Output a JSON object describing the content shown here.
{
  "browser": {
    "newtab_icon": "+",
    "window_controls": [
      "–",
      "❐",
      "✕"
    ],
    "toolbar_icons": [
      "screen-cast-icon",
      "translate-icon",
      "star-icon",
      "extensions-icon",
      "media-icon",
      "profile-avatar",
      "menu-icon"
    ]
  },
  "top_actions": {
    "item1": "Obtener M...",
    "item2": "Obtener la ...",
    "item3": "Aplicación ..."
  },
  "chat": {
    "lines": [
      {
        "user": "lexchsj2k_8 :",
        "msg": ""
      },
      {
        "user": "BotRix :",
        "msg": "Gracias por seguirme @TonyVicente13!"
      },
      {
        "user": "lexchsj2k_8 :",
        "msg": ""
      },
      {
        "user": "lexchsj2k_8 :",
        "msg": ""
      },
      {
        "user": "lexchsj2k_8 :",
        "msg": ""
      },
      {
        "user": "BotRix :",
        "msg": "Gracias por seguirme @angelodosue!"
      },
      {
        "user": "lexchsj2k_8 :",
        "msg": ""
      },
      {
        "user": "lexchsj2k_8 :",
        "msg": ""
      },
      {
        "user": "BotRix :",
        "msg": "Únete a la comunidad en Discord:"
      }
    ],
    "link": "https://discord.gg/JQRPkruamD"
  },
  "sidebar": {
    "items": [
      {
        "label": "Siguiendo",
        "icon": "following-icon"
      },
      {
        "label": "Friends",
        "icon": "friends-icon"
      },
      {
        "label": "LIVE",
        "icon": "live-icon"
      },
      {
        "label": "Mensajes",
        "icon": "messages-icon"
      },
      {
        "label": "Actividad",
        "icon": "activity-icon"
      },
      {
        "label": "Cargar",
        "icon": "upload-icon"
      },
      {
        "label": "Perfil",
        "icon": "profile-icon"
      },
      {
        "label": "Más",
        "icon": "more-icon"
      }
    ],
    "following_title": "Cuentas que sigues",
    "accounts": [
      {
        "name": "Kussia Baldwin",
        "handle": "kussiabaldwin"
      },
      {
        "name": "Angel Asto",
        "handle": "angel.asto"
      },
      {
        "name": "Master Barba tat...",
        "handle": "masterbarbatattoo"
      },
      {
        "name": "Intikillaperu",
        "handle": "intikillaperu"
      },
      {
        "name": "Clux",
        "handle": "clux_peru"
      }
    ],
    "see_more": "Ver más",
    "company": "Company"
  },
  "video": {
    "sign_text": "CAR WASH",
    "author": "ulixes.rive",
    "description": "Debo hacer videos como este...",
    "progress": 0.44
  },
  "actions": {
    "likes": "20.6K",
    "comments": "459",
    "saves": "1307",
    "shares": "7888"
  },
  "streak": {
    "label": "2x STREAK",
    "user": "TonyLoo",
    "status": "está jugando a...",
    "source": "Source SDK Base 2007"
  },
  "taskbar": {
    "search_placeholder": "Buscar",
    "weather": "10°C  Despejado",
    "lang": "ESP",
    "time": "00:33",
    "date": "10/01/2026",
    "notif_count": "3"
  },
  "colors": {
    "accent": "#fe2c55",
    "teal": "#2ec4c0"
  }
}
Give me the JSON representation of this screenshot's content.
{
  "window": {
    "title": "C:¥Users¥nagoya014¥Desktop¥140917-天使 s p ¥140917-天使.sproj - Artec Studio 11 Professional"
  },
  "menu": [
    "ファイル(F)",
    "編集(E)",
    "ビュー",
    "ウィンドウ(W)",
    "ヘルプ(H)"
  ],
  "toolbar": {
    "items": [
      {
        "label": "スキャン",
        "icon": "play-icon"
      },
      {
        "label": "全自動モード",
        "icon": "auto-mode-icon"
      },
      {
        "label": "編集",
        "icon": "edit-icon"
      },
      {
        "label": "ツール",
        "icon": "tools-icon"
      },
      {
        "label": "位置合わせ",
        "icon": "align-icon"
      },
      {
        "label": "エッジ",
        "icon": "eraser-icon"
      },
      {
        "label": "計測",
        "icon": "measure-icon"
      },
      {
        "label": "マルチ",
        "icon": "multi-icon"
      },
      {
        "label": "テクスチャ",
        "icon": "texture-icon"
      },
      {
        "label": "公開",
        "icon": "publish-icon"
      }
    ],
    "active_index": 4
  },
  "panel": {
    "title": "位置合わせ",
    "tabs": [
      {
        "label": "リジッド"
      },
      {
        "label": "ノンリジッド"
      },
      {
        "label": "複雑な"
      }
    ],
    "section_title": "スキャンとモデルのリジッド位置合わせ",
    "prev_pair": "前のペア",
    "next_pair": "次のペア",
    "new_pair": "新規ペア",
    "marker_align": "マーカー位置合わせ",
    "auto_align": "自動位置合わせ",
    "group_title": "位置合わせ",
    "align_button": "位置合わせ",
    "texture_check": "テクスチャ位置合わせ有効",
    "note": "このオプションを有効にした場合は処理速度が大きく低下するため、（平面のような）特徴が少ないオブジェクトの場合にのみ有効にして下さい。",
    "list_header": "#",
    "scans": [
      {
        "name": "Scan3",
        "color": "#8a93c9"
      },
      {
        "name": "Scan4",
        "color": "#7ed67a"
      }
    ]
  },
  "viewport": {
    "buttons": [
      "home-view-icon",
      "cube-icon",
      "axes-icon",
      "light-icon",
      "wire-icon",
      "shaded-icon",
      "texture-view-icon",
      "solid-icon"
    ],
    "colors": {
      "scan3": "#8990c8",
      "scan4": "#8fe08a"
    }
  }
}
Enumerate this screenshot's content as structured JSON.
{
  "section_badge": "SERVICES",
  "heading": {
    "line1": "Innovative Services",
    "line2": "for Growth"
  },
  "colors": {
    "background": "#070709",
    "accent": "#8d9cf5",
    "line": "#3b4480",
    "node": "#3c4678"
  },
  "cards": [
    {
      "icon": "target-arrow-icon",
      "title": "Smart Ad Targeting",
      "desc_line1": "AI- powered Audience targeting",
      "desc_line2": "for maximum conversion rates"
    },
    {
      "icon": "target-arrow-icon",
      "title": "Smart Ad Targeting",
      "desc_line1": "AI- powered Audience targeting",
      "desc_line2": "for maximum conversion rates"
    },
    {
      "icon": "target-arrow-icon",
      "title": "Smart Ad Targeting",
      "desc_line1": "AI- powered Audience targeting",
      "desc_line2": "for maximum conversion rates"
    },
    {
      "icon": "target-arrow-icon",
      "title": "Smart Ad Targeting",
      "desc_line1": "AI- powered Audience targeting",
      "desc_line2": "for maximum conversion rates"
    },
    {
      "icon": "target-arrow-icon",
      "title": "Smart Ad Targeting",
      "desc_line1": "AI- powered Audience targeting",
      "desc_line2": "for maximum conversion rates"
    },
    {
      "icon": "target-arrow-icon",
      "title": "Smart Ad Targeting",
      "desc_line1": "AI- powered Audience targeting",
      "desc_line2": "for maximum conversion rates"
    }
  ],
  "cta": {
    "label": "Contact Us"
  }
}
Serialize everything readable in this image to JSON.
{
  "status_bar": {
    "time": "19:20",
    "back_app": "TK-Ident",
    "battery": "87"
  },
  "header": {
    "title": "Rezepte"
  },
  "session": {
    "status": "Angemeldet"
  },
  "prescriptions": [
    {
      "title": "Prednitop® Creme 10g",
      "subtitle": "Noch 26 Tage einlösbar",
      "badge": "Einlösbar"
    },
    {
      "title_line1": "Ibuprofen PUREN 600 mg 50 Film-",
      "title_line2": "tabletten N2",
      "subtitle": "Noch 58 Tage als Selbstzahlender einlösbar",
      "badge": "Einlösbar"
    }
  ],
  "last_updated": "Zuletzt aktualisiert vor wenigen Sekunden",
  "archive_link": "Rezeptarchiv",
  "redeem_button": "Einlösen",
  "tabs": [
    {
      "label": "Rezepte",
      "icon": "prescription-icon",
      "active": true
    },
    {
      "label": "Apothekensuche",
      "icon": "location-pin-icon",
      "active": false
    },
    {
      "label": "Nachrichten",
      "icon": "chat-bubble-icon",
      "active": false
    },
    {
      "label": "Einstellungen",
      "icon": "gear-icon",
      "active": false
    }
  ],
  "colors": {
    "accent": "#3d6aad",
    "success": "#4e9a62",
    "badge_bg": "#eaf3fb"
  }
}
====
▶ STATED EXERCISE
Look through the entries and return every line where "Tage" appears.

▶ TASK SOLUTION
      "subtitle": "Noch 26 Tage einlösbar",
      "subtitle": "Noch 58 Tage als Selbstzahlender einlösbar",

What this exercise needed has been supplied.